Entries with figure data
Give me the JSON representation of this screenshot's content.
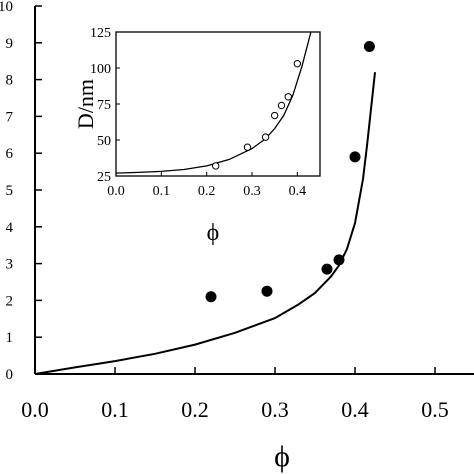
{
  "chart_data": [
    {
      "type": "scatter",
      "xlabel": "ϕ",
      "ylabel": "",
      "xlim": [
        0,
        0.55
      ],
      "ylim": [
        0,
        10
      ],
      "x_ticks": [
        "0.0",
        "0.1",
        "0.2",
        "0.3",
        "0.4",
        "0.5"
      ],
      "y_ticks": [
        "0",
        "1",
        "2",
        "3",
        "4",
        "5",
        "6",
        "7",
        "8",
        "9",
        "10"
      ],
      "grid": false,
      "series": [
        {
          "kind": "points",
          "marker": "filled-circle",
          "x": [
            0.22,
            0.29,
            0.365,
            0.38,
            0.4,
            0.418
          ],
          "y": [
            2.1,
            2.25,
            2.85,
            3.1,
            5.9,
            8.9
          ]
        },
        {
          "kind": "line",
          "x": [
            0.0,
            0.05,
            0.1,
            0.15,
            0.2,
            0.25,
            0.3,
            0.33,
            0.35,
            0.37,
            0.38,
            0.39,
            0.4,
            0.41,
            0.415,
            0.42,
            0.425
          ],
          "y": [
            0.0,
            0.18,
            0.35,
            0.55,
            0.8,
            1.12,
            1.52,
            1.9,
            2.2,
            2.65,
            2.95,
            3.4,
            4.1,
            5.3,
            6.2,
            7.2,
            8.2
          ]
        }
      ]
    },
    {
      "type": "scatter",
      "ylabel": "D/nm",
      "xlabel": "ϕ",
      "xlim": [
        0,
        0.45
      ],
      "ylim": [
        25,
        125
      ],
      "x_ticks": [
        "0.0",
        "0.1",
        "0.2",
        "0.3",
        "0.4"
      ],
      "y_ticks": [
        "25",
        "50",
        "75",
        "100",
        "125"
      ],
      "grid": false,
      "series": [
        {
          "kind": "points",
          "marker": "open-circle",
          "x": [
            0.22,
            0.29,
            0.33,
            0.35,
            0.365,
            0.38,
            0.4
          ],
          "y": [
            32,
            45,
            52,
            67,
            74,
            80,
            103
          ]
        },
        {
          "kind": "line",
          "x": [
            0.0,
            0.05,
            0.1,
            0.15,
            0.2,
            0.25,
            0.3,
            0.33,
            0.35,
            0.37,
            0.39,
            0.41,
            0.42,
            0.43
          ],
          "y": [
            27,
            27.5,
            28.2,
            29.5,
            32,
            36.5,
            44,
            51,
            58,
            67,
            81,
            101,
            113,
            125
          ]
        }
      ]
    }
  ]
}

■ **Set exercise**
From the listing above, copy all lines holding the word "circle".

■ **Problem solution**
          "marker": "filled-circle",
          "marker": "open-circle",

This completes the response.